Track down each line that has the word "JSON" and copy it.

═══ RECORDS SUPPLIED

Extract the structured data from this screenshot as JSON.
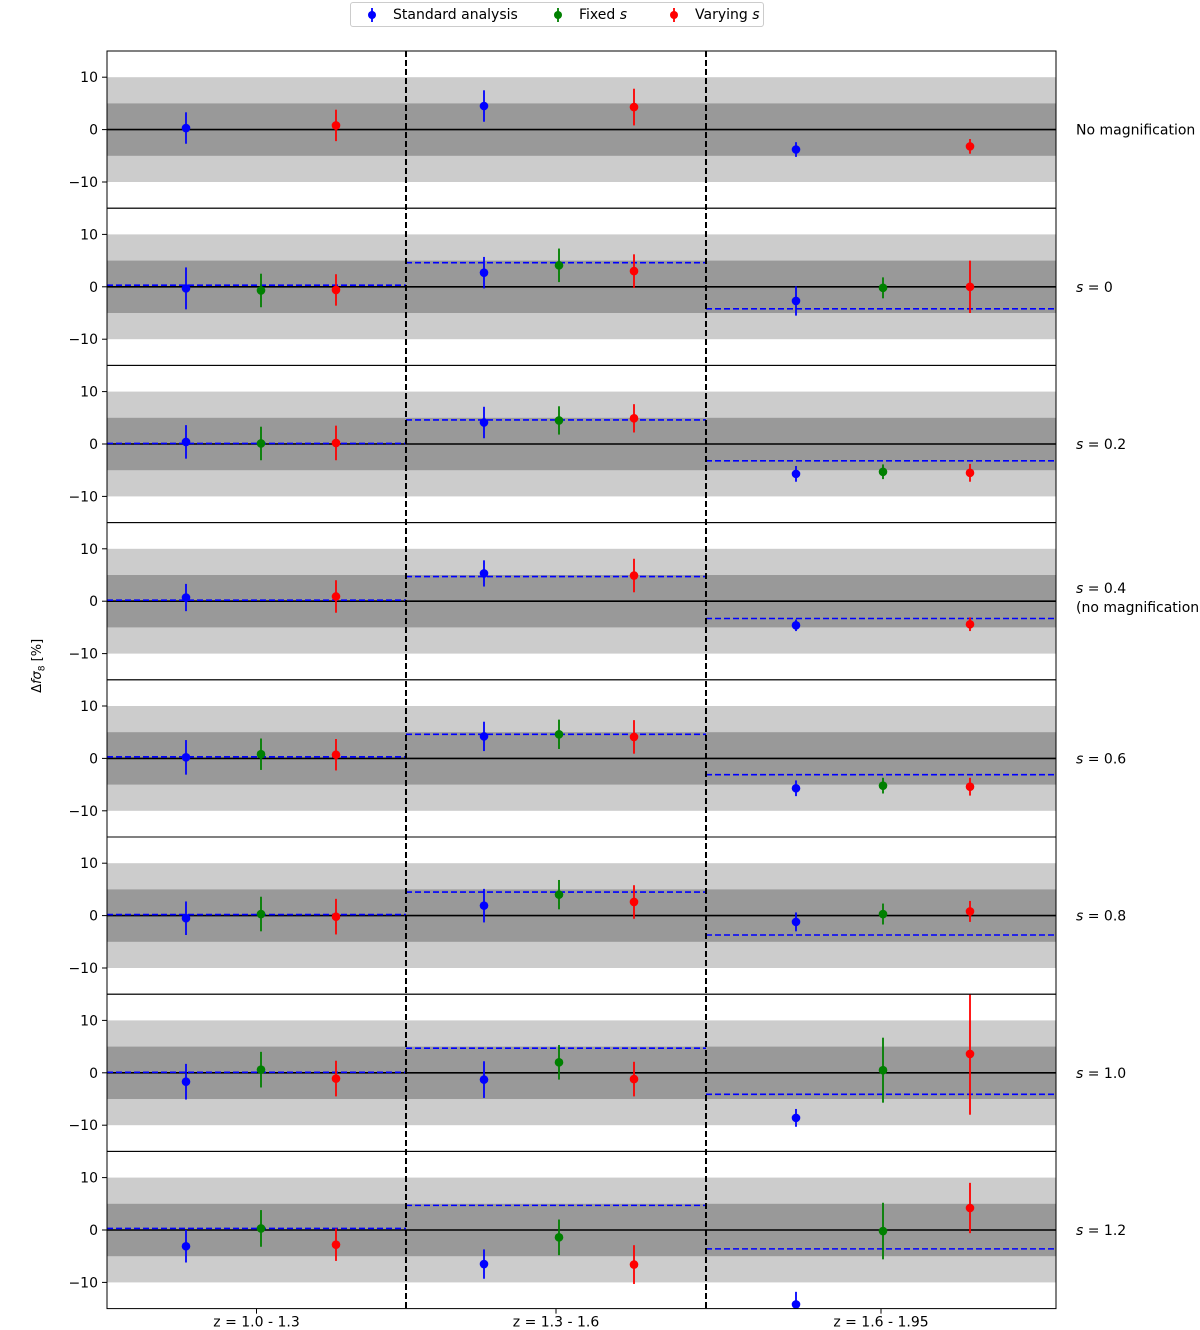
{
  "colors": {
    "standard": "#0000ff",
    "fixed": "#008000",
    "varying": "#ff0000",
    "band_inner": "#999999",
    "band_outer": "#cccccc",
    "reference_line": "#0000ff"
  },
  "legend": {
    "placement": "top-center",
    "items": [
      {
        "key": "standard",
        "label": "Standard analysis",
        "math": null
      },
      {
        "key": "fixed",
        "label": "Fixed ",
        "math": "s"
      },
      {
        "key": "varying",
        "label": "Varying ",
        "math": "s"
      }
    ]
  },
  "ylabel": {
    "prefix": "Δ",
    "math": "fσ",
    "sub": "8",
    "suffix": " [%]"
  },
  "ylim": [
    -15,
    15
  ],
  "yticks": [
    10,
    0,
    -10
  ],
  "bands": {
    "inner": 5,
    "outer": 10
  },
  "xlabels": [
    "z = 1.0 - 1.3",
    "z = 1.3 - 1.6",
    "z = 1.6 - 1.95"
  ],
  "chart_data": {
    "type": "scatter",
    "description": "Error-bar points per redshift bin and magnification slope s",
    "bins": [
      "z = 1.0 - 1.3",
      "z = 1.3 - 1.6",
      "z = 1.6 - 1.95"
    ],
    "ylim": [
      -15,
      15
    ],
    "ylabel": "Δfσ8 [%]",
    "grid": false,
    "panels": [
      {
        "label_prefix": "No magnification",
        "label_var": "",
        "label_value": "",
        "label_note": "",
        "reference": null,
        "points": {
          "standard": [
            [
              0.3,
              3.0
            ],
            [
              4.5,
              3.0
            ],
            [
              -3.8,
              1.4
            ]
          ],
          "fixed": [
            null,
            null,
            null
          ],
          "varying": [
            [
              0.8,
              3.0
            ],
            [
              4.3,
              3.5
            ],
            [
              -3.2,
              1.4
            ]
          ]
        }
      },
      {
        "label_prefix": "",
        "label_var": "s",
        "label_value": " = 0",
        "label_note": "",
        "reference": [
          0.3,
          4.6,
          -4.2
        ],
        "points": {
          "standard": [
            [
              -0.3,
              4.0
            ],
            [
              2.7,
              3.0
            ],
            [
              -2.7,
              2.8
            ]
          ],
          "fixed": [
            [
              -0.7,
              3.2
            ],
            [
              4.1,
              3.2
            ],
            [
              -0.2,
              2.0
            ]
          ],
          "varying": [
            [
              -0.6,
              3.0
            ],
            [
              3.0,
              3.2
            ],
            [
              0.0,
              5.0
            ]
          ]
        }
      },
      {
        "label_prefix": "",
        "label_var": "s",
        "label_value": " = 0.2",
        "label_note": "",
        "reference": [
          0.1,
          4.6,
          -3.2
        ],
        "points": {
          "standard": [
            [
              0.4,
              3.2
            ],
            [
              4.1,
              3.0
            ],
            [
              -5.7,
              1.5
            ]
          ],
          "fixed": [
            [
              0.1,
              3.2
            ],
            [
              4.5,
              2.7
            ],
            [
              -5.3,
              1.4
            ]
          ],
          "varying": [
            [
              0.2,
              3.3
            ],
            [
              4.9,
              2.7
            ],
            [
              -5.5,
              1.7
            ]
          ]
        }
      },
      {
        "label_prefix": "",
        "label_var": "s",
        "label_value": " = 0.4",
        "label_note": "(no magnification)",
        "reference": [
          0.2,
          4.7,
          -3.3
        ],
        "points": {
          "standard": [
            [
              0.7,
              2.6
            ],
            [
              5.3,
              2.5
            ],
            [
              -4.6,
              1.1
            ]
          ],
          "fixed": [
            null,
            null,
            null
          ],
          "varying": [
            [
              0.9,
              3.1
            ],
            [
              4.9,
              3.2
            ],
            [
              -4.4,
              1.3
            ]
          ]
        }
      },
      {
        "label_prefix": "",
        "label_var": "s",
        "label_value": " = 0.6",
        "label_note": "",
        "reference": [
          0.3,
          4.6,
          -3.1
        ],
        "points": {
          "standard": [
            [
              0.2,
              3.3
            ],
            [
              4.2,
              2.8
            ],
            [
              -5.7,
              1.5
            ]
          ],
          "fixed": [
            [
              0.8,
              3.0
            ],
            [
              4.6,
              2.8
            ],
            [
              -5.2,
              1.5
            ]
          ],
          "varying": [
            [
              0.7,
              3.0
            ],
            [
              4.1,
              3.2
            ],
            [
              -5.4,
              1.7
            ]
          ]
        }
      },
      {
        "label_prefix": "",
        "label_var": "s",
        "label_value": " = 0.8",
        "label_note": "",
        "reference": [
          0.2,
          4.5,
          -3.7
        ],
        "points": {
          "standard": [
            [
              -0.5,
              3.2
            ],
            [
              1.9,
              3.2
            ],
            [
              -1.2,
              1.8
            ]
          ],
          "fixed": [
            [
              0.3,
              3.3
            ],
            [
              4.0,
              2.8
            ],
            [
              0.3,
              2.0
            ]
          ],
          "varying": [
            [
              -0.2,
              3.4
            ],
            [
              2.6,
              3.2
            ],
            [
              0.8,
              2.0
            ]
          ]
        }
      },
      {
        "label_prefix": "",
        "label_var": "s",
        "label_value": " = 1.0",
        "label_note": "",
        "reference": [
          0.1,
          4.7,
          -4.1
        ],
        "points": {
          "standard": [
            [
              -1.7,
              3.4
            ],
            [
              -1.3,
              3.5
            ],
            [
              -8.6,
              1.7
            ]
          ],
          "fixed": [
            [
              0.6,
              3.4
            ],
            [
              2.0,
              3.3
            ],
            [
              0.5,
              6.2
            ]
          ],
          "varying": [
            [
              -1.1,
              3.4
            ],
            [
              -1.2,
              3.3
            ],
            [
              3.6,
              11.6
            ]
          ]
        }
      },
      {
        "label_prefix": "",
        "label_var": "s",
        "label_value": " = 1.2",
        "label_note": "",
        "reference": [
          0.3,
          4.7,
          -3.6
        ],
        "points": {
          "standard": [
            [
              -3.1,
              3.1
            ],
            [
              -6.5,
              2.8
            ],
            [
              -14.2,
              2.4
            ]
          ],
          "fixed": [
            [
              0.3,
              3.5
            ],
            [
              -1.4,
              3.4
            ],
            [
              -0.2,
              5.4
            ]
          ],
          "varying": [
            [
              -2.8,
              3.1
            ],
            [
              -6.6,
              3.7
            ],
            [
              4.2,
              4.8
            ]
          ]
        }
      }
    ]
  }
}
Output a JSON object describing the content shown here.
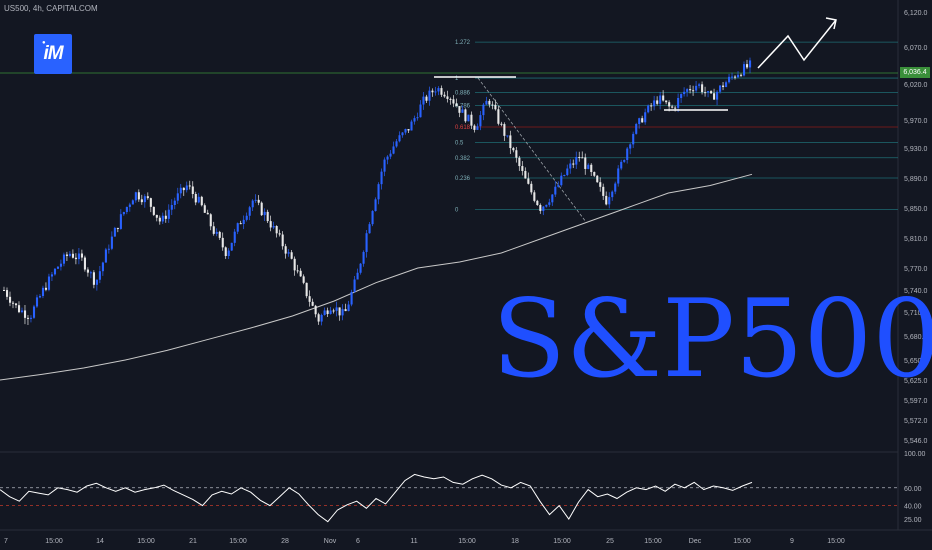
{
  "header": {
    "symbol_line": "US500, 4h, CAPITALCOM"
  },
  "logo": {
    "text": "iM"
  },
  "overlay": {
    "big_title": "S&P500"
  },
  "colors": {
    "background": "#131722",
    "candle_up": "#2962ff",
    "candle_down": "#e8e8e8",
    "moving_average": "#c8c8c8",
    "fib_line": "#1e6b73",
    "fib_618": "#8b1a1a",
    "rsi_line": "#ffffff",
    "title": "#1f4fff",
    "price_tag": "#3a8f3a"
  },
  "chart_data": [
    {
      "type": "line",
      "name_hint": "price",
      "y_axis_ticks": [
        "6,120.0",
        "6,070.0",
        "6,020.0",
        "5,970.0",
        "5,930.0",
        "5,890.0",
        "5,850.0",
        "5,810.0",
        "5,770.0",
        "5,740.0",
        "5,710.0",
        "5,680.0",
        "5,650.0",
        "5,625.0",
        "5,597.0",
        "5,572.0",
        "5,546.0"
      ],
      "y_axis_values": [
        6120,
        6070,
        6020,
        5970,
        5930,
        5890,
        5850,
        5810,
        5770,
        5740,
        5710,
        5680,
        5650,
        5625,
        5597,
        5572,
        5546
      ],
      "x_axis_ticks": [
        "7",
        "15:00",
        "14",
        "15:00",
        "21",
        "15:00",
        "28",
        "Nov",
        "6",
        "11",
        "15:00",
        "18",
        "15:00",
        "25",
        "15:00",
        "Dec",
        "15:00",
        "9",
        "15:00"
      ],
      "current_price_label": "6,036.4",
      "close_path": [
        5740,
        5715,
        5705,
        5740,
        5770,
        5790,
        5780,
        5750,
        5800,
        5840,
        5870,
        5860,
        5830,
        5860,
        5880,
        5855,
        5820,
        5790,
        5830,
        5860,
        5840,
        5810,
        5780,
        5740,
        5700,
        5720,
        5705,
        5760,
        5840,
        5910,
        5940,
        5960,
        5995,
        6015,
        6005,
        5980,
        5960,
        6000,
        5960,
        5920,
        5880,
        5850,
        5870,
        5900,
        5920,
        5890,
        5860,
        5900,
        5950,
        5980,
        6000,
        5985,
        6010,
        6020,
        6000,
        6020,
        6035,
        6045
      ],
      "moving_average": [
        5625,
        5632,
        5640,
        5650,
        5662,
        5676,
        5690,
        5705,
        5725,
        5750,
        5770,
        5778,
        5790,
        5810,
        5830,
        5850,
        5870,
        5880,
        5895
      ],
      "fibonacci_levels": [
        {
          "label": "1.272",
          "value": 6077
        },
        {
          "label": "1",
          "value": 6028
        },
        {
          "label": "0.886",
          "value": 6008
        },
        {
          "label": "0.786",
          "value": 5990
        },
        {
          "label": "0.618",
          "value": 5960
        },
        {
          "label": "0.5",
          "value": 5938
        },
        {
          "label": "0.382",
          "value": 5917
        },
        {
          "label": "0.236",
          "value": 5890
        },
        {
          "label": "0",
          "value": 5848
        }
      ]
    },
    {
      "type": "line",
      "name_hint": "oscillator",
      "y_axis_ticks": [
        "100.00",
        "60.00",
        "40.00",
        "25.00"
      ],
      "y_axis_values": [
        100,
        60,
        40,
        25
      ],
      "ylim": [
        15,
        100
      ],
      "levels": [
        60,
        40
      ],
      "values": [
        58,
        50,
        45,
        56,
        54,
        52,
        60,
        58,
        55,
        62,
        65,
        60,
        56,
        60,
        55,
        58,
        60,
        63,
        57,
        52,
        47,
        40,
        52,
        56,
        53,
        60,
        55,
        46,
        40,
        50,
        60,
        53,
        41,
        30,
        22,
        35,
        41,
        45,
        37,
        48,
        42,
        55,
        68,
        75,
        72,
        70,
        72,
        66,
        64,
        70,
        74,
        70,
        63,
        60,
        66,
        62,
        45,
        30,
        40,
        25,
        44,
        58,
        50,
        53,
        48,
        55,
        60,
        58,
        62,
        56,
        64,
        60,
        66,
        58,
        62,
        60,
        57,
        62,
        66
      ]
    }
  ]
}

══════

## EXERCISE RESPONSE
Extract the structured data from this screenshot as JSON.
Output a JSON object describing the content shown here.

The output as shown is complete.